• **Given passage**

------------------------------------------------------------

Second, we propose a new anchor shot detection system, viz., Multi-phase Anchor Shot Detection (MASD), which consists of three modules and operates sequentially: 1) A skin color detection module for reducing candidate face regions; 2) A face detection module for finding key-frames with face data; 3) A One-class Support Vector Machine (OSVM) module for determining anchor shots using Support Vector Data Description (SVDD) and Non-negative Matrix Factorization (NMF). It achieves a high speed by greatly reducing the search space, and a high accuracy by SVDD using NMF.

The rest of this paper is organized as follows. In Section 2, we present an efficient one-pass algorithm for shot boundary detection. A cost-effective algorithm for anchor shot detection is proposed in Section 3. In Section 4, we perform simulations to check the possible validity of our approach. Finally, in Section 5, we conclude with a brief summary and suggest future research directions.

------------------------------------------------------------

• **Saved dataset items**
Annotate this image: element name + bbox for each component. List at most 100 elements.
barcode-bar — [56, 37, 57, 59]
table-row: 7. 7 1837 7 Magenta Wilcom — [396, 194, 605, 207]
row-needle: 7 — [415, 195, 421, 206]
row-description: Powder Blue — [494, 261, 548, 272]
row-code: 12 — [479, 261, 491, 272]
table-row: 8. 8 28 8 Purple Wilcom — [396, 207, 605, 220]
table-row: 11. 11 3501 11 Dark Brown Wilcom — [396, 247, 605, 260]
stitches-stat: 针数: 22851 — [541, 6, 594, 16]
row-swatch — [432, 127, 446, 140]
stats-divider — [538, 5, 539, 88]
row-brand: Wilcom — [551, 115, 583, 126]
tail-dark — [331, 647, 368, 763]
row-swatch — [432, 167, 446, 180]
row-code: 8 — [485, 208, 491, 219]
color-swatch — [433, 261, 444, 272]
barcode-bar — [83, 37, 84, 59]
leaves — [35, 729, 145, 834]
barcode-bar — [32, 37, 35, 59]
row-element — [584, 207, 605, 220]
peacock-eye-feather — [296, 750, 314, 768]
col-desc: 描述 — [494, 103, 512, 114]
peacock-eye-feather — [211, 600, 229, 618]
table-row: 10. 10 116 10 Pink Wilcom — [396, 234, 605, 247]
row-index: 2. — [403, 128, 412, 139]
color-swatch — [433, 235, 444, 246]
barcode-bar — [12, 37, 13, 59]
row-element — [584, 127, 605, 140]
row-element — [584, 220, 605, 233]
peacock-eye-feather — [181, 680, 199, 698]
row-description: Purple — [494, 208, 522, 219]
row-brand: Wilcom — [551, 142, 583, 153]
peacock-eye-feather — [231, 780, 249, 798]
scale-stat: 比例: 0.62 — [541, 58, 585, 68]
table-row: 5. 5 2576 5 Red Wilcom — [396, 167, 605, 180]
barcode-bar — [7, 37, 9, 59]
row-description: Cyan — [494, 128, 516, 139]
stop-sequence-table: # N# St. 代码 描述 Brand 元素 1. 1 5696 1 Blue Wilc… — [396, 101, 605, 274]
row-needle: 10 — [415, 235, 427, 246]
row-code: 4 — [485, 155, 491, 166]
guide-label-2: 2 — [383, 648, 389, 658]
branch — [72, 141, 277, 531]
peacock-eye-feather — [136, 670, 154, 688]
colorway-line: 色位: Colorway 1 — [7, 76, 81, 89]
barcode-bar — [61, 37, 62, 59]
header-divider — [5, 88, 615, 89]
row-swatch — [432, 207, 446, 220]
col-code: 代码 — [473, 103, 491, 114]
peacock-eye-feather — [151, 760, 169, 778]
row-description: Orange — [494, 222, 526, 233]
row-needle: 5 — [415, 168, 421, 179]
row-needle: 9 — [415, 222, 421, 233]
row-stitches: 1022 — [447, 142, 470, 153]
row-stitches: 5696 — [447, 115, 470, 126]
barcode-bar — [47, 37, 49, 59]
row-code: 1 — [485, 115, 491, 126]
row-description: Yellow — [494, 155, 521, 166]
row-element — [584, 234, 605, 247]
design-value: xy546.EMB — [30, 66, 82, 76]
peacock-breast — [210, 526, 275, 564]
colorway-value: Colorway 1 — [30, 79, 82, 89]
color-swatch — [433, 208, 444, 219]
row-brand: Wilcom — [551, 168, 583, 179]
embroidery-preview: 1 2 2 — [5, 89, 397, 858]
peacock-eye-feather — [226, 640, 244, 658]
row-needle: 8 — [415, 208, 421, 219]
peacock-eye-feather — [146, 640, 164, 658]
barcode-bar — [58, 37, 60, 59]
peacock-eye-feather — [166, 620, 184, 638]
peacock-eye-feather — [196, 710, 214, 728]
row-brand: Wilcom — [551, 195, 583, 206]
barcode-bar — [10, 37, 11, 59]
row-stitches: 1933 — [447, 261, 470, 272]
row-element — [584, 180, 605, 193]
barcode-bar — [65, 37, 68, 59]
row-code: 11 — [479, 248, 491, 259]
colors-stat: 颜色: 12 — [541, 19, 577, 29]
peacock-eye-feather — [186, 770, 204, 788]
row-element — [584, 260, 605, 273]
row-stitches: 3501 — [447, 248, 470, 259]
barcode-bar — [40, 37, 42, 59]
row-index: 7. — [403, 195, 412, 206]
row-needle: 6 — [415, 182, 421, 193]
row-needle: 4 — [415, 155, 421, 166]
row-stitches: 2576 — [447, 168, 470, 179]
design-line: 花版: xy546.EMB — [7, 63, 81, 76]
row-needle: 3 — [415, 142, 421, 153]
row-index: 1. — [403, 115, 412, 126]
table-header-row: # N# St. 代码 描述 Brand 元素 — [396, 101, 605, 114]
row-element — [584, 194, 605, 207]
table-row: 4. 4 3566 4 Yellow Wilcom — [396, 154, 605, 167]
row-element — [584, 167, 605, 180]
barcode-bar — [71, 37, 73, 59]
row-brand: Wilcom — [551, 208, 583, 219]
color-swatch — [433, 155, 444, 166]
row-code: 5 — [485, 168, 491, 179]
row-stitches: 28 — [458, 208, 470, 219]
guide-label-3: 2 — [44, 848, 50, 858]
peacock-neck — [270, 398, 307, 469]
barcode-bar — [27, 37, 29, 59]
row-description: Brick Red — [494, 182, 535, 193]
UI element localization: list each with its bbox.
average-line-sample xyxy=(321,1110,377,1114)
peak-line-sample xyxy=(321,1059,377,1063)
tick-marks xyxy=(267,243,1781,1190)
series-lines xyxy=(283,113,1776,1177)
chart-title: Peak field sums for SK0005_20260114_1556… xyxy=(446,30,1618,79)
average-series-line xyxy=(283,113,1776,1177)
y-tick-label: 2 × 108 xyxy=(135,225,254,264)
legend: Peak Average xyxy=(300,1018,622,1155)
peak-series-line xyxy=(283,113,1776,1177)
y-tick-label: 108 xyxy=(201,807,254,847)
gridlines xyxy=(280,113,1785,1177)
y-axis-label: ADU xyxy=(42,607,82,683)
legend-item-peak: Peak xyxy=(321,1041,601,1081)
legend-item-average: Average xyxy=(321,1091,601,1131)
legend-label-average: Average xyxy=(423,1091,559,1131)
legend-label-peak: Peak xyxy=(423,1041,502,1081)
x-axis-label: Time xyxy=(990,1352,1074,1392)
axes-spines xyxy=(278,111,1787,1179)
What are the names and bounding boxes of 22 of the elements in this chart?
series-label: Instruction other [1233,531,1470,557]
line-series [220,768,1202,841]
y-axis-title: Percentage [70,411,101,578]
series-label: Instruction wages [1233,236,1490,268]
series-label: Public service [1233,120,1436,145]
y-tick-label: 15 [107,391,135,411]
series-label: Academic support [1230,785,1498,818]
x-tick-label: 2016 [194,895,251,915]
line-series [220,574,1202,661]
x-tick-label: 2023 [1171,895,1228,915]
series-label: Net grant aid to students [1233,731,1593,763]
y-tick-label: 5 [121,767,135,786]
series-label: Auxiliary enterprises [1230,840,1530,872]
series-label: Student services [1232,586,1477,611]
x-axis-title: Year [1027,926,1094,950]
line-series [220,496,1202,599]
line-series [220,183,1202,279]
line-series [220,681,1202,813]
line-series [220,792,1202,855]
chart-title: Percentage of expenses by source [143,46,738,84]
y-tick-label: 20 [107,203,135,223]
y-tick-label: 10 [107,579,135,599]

------------------------------------------------------------

• **Exercises**
1) Translate this sentence from the anchor shot detection passage into Spanish: "It achieves a high speed by greatly reducing the search space, and a high accuracy by SVDD using NMF."
2) Retype the anchor shot detection passage starting at "Second, we propose" and ending at "SVDD using NMF.".
The rows aren't needed for this work.

• **Worked solutions**
1) Logra una alta velocidad al reducir considerablemente el espacio de búsqueda, y una alta precisión mediante SVDD usando NMF.

2)
Second, we propose a new anchor shot detection system, viz., Multi-phase Anchor Shot Detection (MASD), which consists of three modules and operates sequentially: 1) A skin color detection module for reducing candidate face regions; 2) A face detection module for finding key-frames with face data; 3) A One-class Support Vector Machine (OSVM) module for determining anchor shots using Support Vector Data Description (SVDD) and Non-negative Matrix Factorization (NMF). It achieves a high speed by greatly reducing the search space, and a high accuracy by SVDD using NMF.